→ TASK DETAILS
Each entry below is to be extracted exactly.

→ ENTRIES PROVIDED
>>

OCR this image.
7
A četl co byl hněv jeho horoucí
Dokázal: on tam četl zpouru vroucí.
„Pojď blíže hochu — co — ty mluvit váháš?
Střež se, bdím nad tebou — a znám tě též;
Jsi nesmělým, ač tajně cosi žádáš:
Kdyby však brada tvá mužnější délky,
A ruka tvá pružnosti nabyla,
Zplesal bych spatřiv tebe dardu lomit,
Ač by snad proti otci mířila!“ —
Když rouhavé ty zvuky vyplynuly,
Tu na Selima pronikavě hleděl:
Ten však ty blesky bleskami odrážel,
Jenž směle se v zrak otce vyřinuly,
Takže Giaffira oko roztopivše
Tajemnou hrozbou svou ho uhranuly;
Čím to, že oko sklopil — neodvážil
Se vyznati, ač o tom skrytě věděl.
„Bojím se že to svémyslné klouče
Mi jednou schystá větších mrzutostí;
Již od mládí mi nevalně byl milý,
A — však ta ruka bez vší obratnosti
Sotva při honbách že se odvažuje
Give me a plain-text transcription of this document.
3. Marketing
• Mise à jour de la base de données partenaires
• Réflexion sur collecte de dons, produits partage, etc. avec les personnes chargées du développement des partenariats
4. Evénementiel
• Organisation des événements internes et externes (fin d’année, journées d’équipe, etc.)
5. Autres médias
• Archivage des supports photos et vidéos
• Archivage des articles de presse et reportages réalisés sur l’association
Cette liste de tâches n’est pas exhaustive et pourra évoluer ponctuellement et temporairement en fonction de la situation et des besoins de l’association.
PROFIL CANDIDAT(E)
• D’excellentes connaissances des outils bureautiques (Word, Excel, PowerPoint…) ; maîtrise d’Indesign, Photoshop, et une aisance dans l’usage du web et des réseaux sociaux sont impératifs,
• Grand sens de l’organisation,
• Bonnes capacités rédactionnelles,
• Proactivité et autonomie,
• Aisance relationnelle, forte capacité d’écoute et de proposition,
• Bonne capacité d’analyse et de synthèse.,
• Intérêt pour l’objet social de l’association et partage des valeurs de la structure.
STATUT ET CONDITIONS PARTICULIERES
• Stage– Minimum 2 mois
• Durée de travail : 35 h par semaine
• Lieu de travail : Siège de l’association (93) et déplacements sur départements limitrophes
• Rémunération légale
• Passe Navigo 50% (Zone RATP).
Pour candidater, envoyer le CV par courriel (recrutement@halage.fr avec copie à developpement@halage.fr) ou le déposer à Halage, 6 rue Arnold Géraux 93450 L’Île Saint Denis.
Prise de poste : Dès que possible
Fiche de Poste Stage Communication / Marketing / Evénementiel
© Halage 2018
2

<<

→ WRITTEN RESPONSE
OCR this image.
7
A četl co byl hněv jeho horoucí
Dokázal: on tam četl zpouru vroucí.
„Pojď blíže hochu — co — ty mluvit váháš?
Střež se, bdím nad tebou — a znám tě též;
Jsi nesmělým, ač tajně cosi žádáš:
Kdyby však brada tvá mužnější délky,
A ruka tvá pružnosti nabyla,
Zplesal bych spatřiv tebe dardu lomit,
Ač by snad proti otci mířila!“ —
Když rouhavé ty zvuky vyplynuly,
Tu na Selima pronikavě hleděl:
Ten však ty blesky bleskami odrážel,
Jenž směle se v zrak otce vyřinuly,
Takže Giaffira oko roztopivše
Tajemnou hrozbou svou ho uhranuly;
Čím to, že oko sklopil — neodvážil
Se vyznati, ač o tom skrytě věděl.
„Bojím se že to svémyslné klouče
Mi jednou schystá větších mrzutostí;
Již od mládí mi nevalně byl milý,
A — však ta ruka bez vší obratnosti
Sotva při honbách že se odvažuje
Give me a plain-text transcription of this document.
3. Marketing
• Mise à jour de la base de données partenaires
• Réflexion sur collecte de dons, produits partage, etc. avec les personnes chargées du développement des partenariats
4. Evénementiel
• Organisation des événements internes et externes (fin d’année, journées d’équipe, etc.)
5. Autres médias
• Archivage des supports photos et vidéos
• Archivage des articles de presse et reportages réalisés sur l’association
Cette liste de tâches n’est pas exhaustive et pourra évoluer ponctuellement et temporairement en fonction de la situation et des besoins de l’association.
PROFIL CANDIDAT(E)
• D’excellentes connaissances des outils bureautiques (Word, Excel, PowerPoint…) ; maîtrise d’Indesign, Photoshop, et une aisance dans l’usage du web et des réseaux sociaux sont impératifs,
• Grand sens de l’organisation,
• Bonnes capacités rédactionnelles,
• Proactivité et autonomie,
• Aisance relationnelle, forte capacité d’écoute et de proposition,
• Bonne capacité d’analyse et de synthèse.,
• Intérêt pour l’objet social de l’association et partage des valeurs de la structure.
STATUT ET CONDITIONS PARTICULIERES
• Stage– Minimum 2 mois
• Durée de travail : 35 h par semaine
• Lieu de travail : Siège de l’association (93) et déplacements sur départements limitrophes
• Rémunération légale
• Passe Navigo 50% (Zone RATP).
Pour candidater, envoyer le CV par courriel (recrutement@halage.fr avec copie à developpement@halage.fr) ou le déposer à Halage, 6 rue Arnold Géraux 93450 L’Île Saint Denis.
Prise de poste : Dès que possible
Fiche de Poste Stage Communication / Marketing / Evénementiel
© Halage 2018
2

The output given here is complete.